__WHAT THE TASK REQUIRES__. Each entry below should be written out exactly as it is, with no pictures.

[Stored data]
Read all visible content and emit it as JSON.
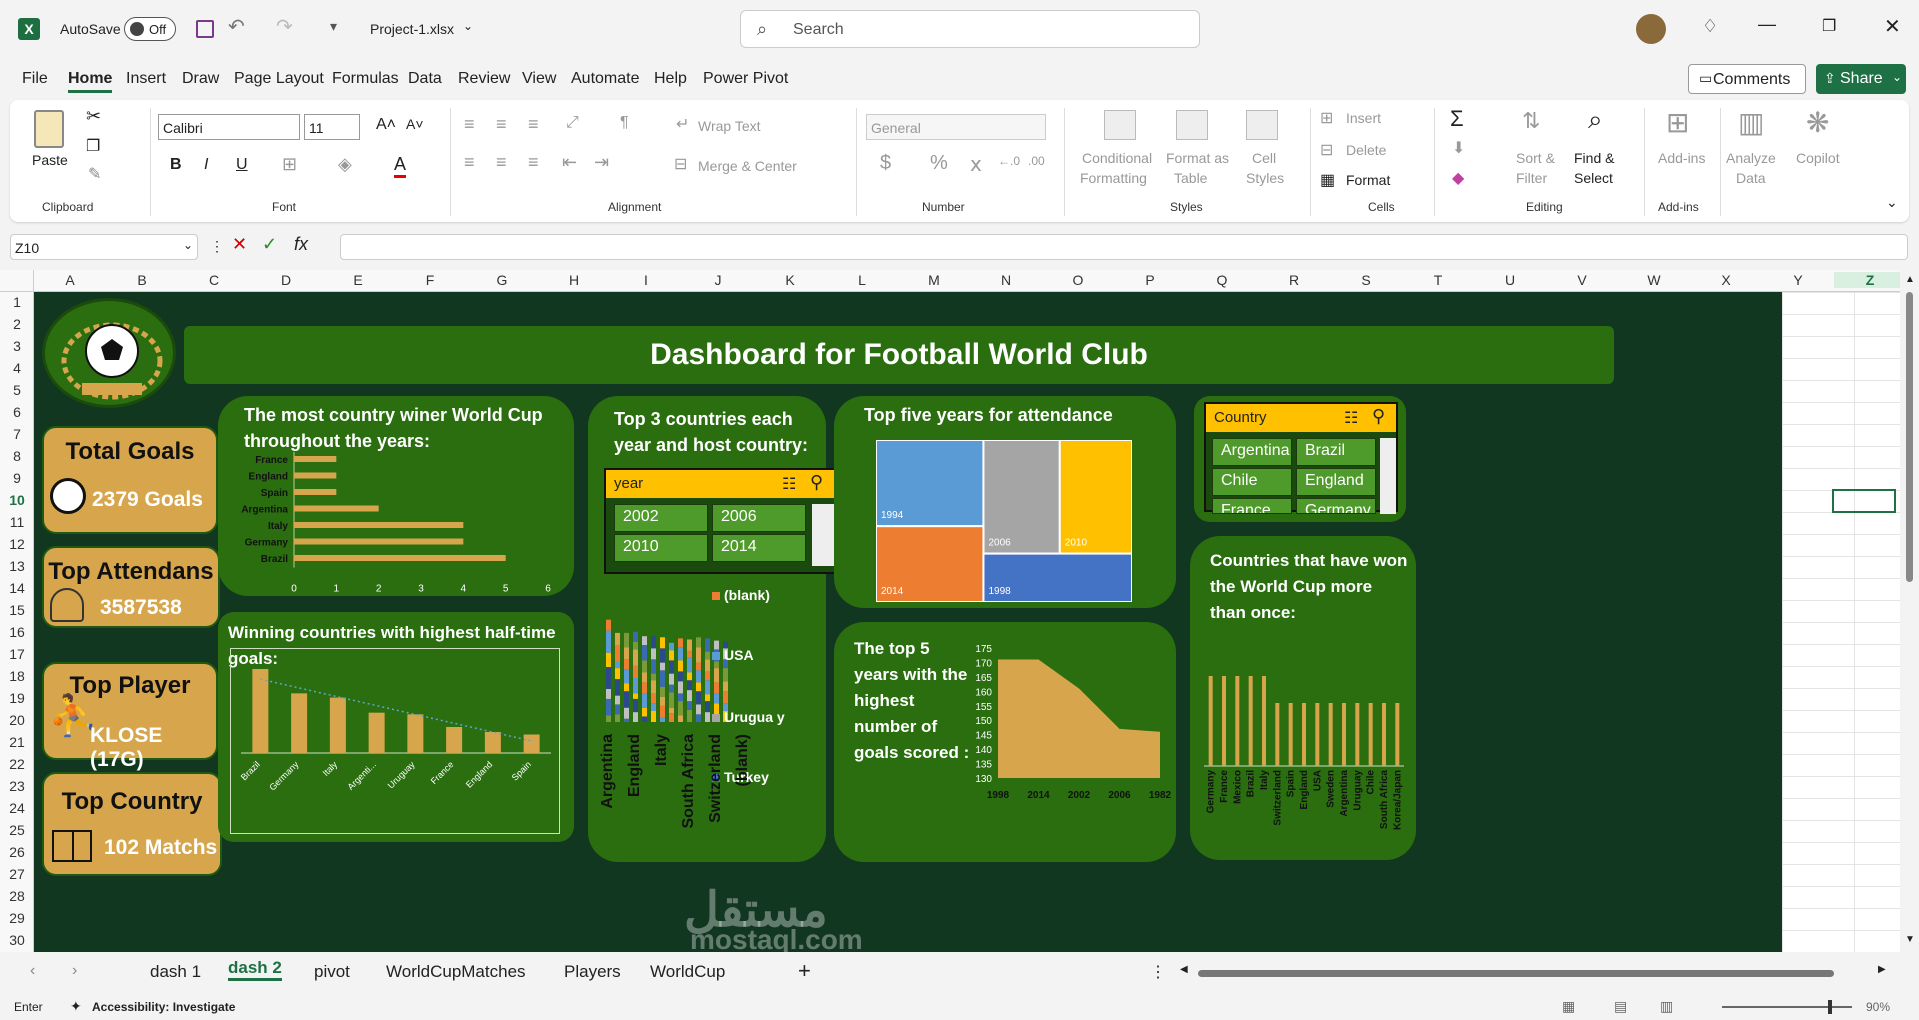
{
  "app": {
    "autosave_label": "AutoSave",
    "autosave_state": "Off",
    "file_name": "Project-1.xlsx",
    "search_placeholder": "Search",
    "comments_label": "Comments",
    "share_label": "Share"
  },
  "menu": [
    "File",
    "Home",
    "Insert",
    "Draw",
    "Page Layout",
    "Formulas",
    "Data",
    "Review",
    "View",
    "Automate",
    "Help",
    "Power Pivot"
  ],
  "ribbon": {
    "paste": "Paste",
    "clipboard": "Clipboard",
    "font_name": "Calibri",
    "font_size": "11",
    "font": "Font",
    "wrap_text": "Wrap Text",
    "merge_center": "Merge & Center",
    "alignment": "Alignment",
    "number_format": "General",
    "number": "Number",
    "cond_format_1": "Conditional",
    "cond_format_2": "Formatting",
    "format_table_1": "Format as",
    "format_table_2": "Table",
    "cell_styles_1": "Cell",
    "cell_styles_2": "Styles",
    "styles": "Styles",
    "insert": "Insert",
    "delete": "Delete",
    "format": "Format",
    "cells": "Cells",
    "sort_1": "Sort &",
    "sort_2": "Filter",
    "find_1": "Find &",
    "find_2": "Select",
    "editing": "Editing",
    "addins": "Add-ins",
    "addins_grp": "Add-ins",
    "analyze_1": "Analyze",
    "analyze_2": "Data",
    "copilot": "Copilot"
  },
  "formula_bar": {
    "name_box": "Z10",
    "fx": "fx",
    "content": ""
  },
  "columns": [
    "A",
    "B",
    "C",
    "D",
    "E",
    "F",
    "G",
    "H",
    "I",
    "J",
    "K",
    "L",
    "M",
    "N",
    "O",
    "P",
    "Q",
    "R",
    "S",
    "T",
    "U",
    "V",
    "W",
    "X",
    "Y",
    "Z"
  ],
  "rows": [
    "1",
    "2",
    "3",
    "4",
    "5",
    "6",
    "7",
    "8",
    "9",
    "10",
    "11",
    "12",
    "13",
    "14",
    "15",
    "16",
    "17",
    "18",
    "19",
    "20",
    "21",
    "22",
    "23",
    "24",
    "25",
    "26",
    "27",
    "28",
    "29",
    "30"
  ],
  "dashboard": {
    "title": "Dashboard for Football World Club",
    "kpis": [
      {
        "title": "Total Goals",
        "value": "2379 Goals"
      },
      {
        "title": "Top Attendans",
        "value": "3587538"
      },
      {
        "title": "Top Player",
        "value": "KLOSE (17G)"
      },
      {
        "title": "Top Country",
        "value": "102 Matchs"
      }
    ],
    "panel_titles": {
      "winner": "The most country winer World Cup throughout the years:",
      "halftime": "Winning countries with highest half-time goals:",
      "top3": "Top 3 countries each year and host country:",
      "attendance": "Top five years for attendance",
      "goals": "The top 5 years with the highest number of goals scored :",
      "more_than_once": "Countries that have won the World Cup more than once:"
    },
    "year_slicer": {
      "header": "year",
      "items": [
        "2002",
        "2006",
        "2010",
        "2014"
      ]
    },
    "country_slicer": {
      "header": "Country",
      "items": [
        "Argentina",
        "Brazil",
        "Chile",
        "England",
        "France",
        "Germany"
      ]
    },
    "top3_legend": [
      "(blank)",
      "USA",
      "Urugua y",
      "Turkey"
    ],
    "top3_axis": [
      "Argentina",
      "England",
      "Italy",
      "South Africa",
      "Switzerland",
      "(blank)"
    ],
    "watermark_1": "مستقل",
    "watermark_2": "mostaql.com"
  },
  "chart_data": [
    {
      "type": "bar",
      "orientation": "horizontal",
      "categories": [
        "France",
        "England",
        "Spain",
        "Argentina",
        "Italy",
        "Germany",
        "Brazil"
      ],
      "values": [
        1,
        1,
        1,
        2,
        4,
        4,
        5
      ],
      "xlim": [
        0,
        6
      ],
      "xticks": [
        0,
        1,
        2,
        3,
        4,
        5,
        6
      ],
      "color": "#d7a64c"
    },
    {
      "type": "bar",
      "categories": [
        "Brazil",
        "Germany",
        "Italy",
        "Argenti...",
        "Uruguay",
        "France",
        "England",
        "Spain"
      ],
      "values": [
        10,
        7.1,
        6.6,
        4.8,
        4.6,
        3.1,
        2.5,
        2.2
      ],
      "trendline": true,
      "color": "#d7a64c"
    },
    {
      "type": "treemap",
      "items": [
        {
          "label": "1994",
          "value": 3587538,
          "color": "#5b9bd5"
        },
        {
          "label": "2006",
          "value": 3359439,
          "color": "#a5a5a5"
        },
        {
          "label": "2010",
          "value": 3178856,
          "color": "#ffc000"
        },
        {
          "label": "2014",
          "value": 3157000,
          "color": "#ed7d31"
        },
        {
          "label": "1998",
          "value": 2785100,
          "color": "#4472c4"
        }
      ]
    },
    {
      "type": "area",
      "categories": [
        "1998",
        "2014",
        "2002",
        "2006",
        "1982"
      ],
      "values": [
        171,
        171,
        161,
        147,
        146
      ],
      "ylim": [
        130,
        175
      ],
      "yticks": [
        130,
        135,
        140,
        145,
        150,
        155,
        160,
        165,
        170,
        175
      ],
      "color": "#d7a64c"
    },
    {
      "type": "bar",
      "categories": [
        "Germany",
        "France",
        "Mexico",
        "Brazil",
        "Italy",
        "Switzerland",
        "Spain",
        "England",
        "USA",
        "Sweden",
        "Argentina",
        "Uruguay",
        "Chile",
        "South Africa",
        "Korea/Japan"
      ],
      "values": [
        5,
        5,
        5,
        5,
        5,
        3.5,
        3.5,
        3.5,
        3.5,
        3.5,
        3.5,
        3.5,
        3.5,
        3.5,
        3.5
      ],
      "color": "#d7a64c"
    }
  ],
  "sheet_tabs": [
    "dash 1",
    "dash 2",
    "pivot",
    "WorldCupMatches",
    "Players",
    "WorldCup"
  ],
  "status": {
    "mode": "Enter",
    "accessibility": "Accessibility: Investigate",
    "zoom": "90%"
  }
}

__TASK RESPONSE__.
Read all visible content and emit it as JSON.
{
  "app": {
    "autosave_label": "AutoSave",
    "autosave_state": "Off",
    "file_name": "Project-1.xlsx",
    "search_placeholder": "Search",
    "comments_label": "Comments",
    "share_label": "Share"
  },
  "menu": [
    "File",
    "Home",
    "Insert",
    "Draw",
    "Page Layout",
    "Formulas",
    "Data",
    "Review",
    "View",
    "Automate",
    "Help",
    "Power Pivot"
  ],
  "ribbon": {
    "paste": "Paste",
    "clipboard": "Clipboard",
    "font_name": "Calibri",
    "font_size": "11",
    "font": "Font",
    "wrap_text": "Wrap Text",
    "merge_center": "Merge & Center",
    "alignment": "Alignment",
    "number_format": "General",
    "number": "Number",
    "cond_format_1": "Conditional",
    "cond_format_2": "Formatting",
    "format_table_1": "Format as",
    "format_table_2": "Table",
    "cell_styles_1": "Cell",
    "cell_styles_2": "Styles",
    "styles": "Styles",
    "insert": "Insert",
    "delete": "Delete",
    "format": "Format",
    "cells": "Cells",
    "sort_1": "Sort &",
    "sort_2": "Filter",
    "find_1": "Find &",
    "find_2": "Select",
    "editing": "Editing",
    "addins": "Add-ins",
    "addins_grp": "Add-ins",
    "analyze_1": "Analyze",
    "analyze_2": "Data",
    "copilot": "Copilot"
  },
  "formula_bar": {
    "name_box": "Z10",
    "fx": "fx",
    "content": ""
  },
  "columns": [
    "A",
    "B",
    "C",
    "D",
    "E",
    "F",
    "G",
    "H",
    "I",
    "J",
    "K",
    "L",
    "M",
    "N",
    "O",
    "P",
    "Q",
    "R",
    "S",
    "T",
    "U",
    "V",
    "W",
    "X",
    "Y",
    "Z"
  ],
  "rows": [
    "1",
    "2",
    "3",
    "4",
    "5",
    "6",
    "7",
    "8",
    "9",
    "10",
    "11",
    "12",
    "13",
    "14",
    "15",
    "16",
    "17",
    "18",
    "19",
    "20",
    "21",
    "22",
    "23",
    "24",
    "25",
    "26",
    "27",
    "28",
    "29",
    "30"
  ],
  "dashboard": {
    "title": "Dashboard for Football World Club",
    "kpis": [
      {
        "title": "Total Goals",
        "value": "2379 Goals"
      },
      {
        "title": "Top Attendans",
        "value": "3587538"
      },
      {
        "title": "Top Player",
        "value": "KLOSE (17G)"
      },
      {
        "title": "Top Country",
        "value": "102 Matchs"
      }
    ],
    "panel_titles": {
      "winner": "The most country winer World Cup throughout the years:",
      "halftime": "Winning countries with highest half-time goals:",
      "top3": "Top 3 countries each year and host country:",
      "attendance": "Top five years for attendance",
      "goals": "The top 5 years with the highest number of goals scored :",
      "more_than_once": "Countries that have won the World Cup more than once:"
    },
    "year_slicer": {
      "header": "year",
      "items": [
        "2002",
        "2006",
        "2010",
        "2014"
      ]
    },
    "country_slicer": {
      "header": "Country",
      "items": [
        "Argentina",
        "Brazil",
        "Chile",
        "England",
        "France",
        "Germany"
      ]
    },
    "top3_legend": [
      "(blank)",
      "USA",
      "Urugua y",
      "Turkey"
    ],
    "top3_axis": [
      "Argentina",
      "England",
      "Italy",
      "South Africa",
      "Switzerland",
      "(blank)"
    ],
    "watermark_1": "مستقل",
    "watermark_2": "mostaql.com"
  },
  "chart_data": [
    {
      "type": "bar",
      "orientation": "horizontal",
      "categories": [
        "France",
        "England",
        "Spain",
        "Argentina",
        "Italy",
        "Germany",
        "Brazil"
      ],
      "values": [
        1,
        1,
        1,
        2,
        4,
        4,
        5
      ],
      "xlim": [
        0,
        6
      ],
      "xticks": [
        0,
        1,
        2,
        3,
        4,
        5,
        6
      ],
      "color": "#d7a64c"
    },
    {
      "type": "bar",
      "categories": [
        "Brazil",
        "Germany",
        "Italy",
        "Argenti...",
        "Uruguay",
        "France",
        "England",
        "Spain"
      ],
      "values": [
        10,
        7.1,
        6.6,
        4.8,
        4.6,
        3.1,
        2.5,
        2.2
      ],
      "trendline": true,
      "color": "#d7a64c"
    },
    {
      "type": "treemap",
      "items": [
        {
          "label": "1994",
          "value": 3587538,
          "color": "#5b9bd5"
        },
        {
          "label": "2006",
          "value": 3359439,
          "color": "#a5a5a5"
        },
        {
          "label": "2010",
          "value": 3178856,
          "color": "#ffc000"
        },
        {
          "label": "2014",
          "value": 3157000,
          "color": "#ed7d31"
        },
        {
          "label": "1998",
          "value": 2785100,
          "color": "#4472c4"
        }
      ]
    },
    {
      "type": "area",
      "categories": [
        "1998",
        "2014",
        "2002",
        "2006",
        "1982"
      ],
      "values": [
        171,
        171,
        161,
        147,
        146
      ],
      "ylim": [
        130,
        175
      ],
      "yticks": [
        130,
        135,
        140,
        145,
        150,
        155,
        160,
        165,
        170,
        175
      ],
      "color": "#d7a64c"
    },
    {
      "type": "bar",
      "categories": [
        "Germany",
        "France",
        "Mexico",
        "Brazil",
        "Italy",
        "Switzerland",
        "Spain",
        "England",
        "USA",
        "Sweden",
        "Argentina",
        "Uruguay",
        "Chile",
        "South Africa",
        "Korea/Japan"
      ],
      "values": [
        5,
        5,
        5,
        5,
        5,
        3.5,
        3.5,
        3.5,
        3.5,
        3.5,
        3.5,
        3.5,
        3.5,
        3.5,
        3.5
      ],
      "color": "#d7a64c"
    }
  ],
  "sheet_tabs": [
    "dash 1",
    "dash 2",
    "pivot",
    "WorldCupMatches",
    "Players",
    "WorldCup"
  ],
  "status": {
    "mode": "Enter",
    "accessibility": "Accessibility: Investigate",
    "zoom": "90%"
  }
}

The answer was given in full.